*Requirement*: Copy each line in the data that includes the word "movie".

--- START ---

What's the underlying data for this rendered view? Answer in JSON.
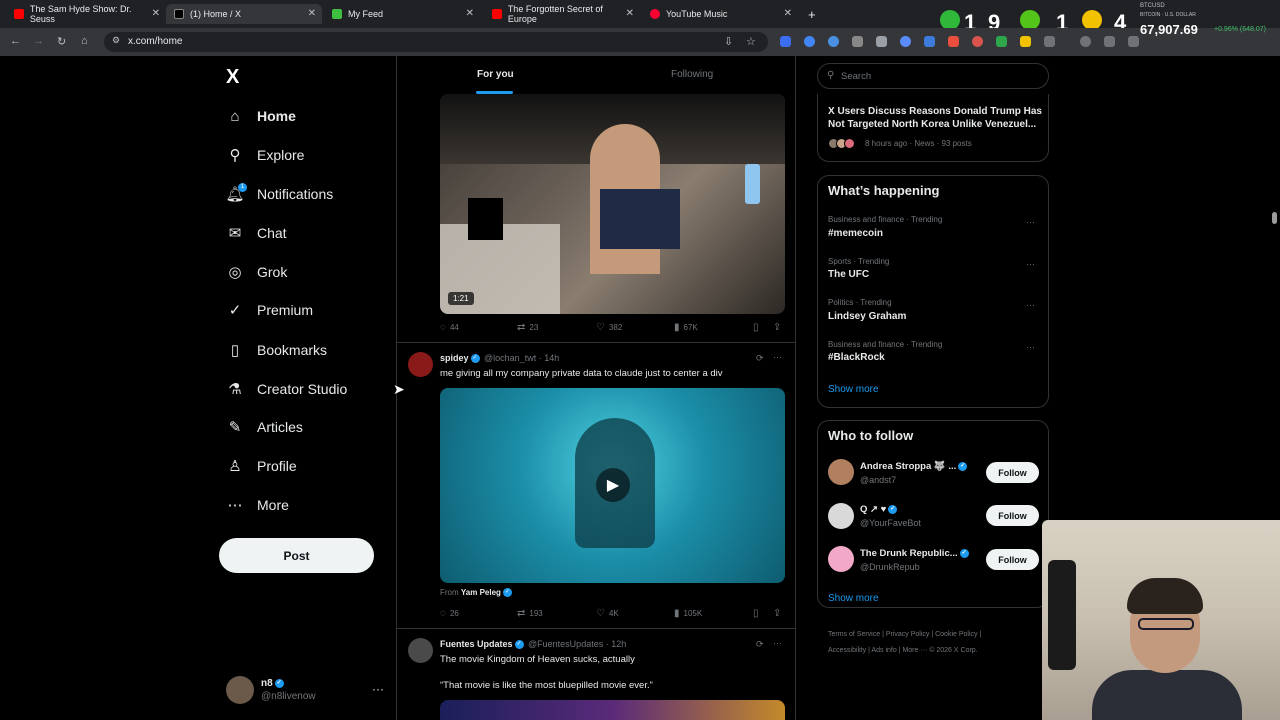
{
  "browser": {
    "tabs": [
      {
        "title": "The Sam Hyde Show: Dr. Seuss",
        "fav_color": "#ff0000"
      },
      {
        "title": "(1) Home / X",
        "fav_color": "#000000"
      },
      {
        "title": "My Feed",
        "fav_color": "#3fbf3f"
      },
      {
        "title": "The Forgotten Secret of Europe",
        "fav_color": "#ff0000"
      },
      {
        "title": "YouTube Music",
        "fav_color": "#ff0033"
      }
    ],
    "url": "x.com/home",
    "scores": [
      "1",
      "9",
      "1",
      "4"
    ],
    "btc_label": "BTCUSD",
    "btc_sub": "BITCOIN · U.S. DOLLAR",
    "btc_price": "67,907.69",
    "btc_change": "+0.96% (648.07)"
  },
  "nav": {
    "logo": "X",
    "items": [
      {
        "label": "Home",
        "icon": "home-icon"
      },
      {
        "label": "Explore",
        "icon": "search-icon"
      },
      {
        "label": "Notifications",
        "icon": "bell-icon"
      },
      {
        "label": "Chat",
        "icon": "mail-icon"
      },
      {
        "label": "Grok",
        "icon": "grok-icon"
      },
      {
        "label": "Premium",
        "icon": "verified-icon"
      },
      {
        "label": "Bookmarks",
        "icon": "bookmark-icon"
      },
      {
        "label": "Creator Studio",
        "icon": "flask-icon"
      },
      {
        "label": "Articles",
        "icon": "article-icon"
      },
      {
        "label": "Profile",
        "icon": "person-icon"
      },
      {
        "label": "More",
        "icon": "more-icon"
      }
    ],
    "notif_count": "1",
    "post_label": "Post",
    "user": {
      "name": "n8",
      "handle": "@n8livenow"
    }
  },
  "timeline": {
    "tab_for_you": "For you",
    "tab_following": "Following",
    "post1": {
      "duration": "1:21",
      "replies": "44",
      "reposts": "23",
      "likes": "382",
      "views": "67K"
    },
    "post2": {
      "name": "spidey",
      "handle": "@lochan_twt",
      "time": "· 14h",
      "text": "me giving all my company private data to claude just to center a div",
      "from_label": "From",
      "from_name": "Yam Peleg",
      "replies": "26",
      "reposts": "193",
      "likes": "4K",
      "views": "105K"
    },
    "post3": {
      "name": "Fuentes Updates",
      "handle": "@FuentesUpdates",
      "time": "· 12h",
      "text": "The movie Kingdom of Heaven sucks, actually",
      "quote": "“That movie is like the most bluepilled movie ever.”"
    }
  },
  "right": {
    "search_placeholder": "Search",
    "news_title": "X Users Discuss Reasons Donald Trump Has Not Targeted North Korea Unlike Venezuel...",
    "news_meta": "8 hours ago · News · 93 posts",
    "whats_happening": "What’s happening",
    "trends": [
      {
        "meta": "Business and finance · Trending",
        "name": "#memecoin"
      },
      {
        "meta": "Sports · Trending",
        "name": "The UFC"
      },
      {
        "meta": "Politics · Trending",
        "name": "Lindsey Graham"
      },
      {
        "meta": "Business and finance · Trending",
        "name": "#BlackRock"
      }
    ],
    "show_more": "Show more",
    "who_to_follow": "Who to follow",
    "follow": [
      {
        "name": "Andrea Stroppa 🐺 ...",
        "handle": "@andst7"
      },
      {
        "name": "Q ↗ ♥",
        "handle": "@YourFaveBot"
      },
      {
        "name": "The Drunk Republic...",
        "handle": "@DrunkRepub"
      }
    ],
    "follow_label": "Follow",
    "footer_line1": "Terms of Service  |  Privacy Policy  |  Cookie Policy  |",
    "footer_line2": "Accessibility  |  Ads info  |  More ···  © 2026 X Corp."
  }
}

--- END ---

*Exercise output*:
      "text": "The movie Kingdom of Heaven sucks, actually",
      "quote": "“That movie is like the most bluepilled movie ever.”"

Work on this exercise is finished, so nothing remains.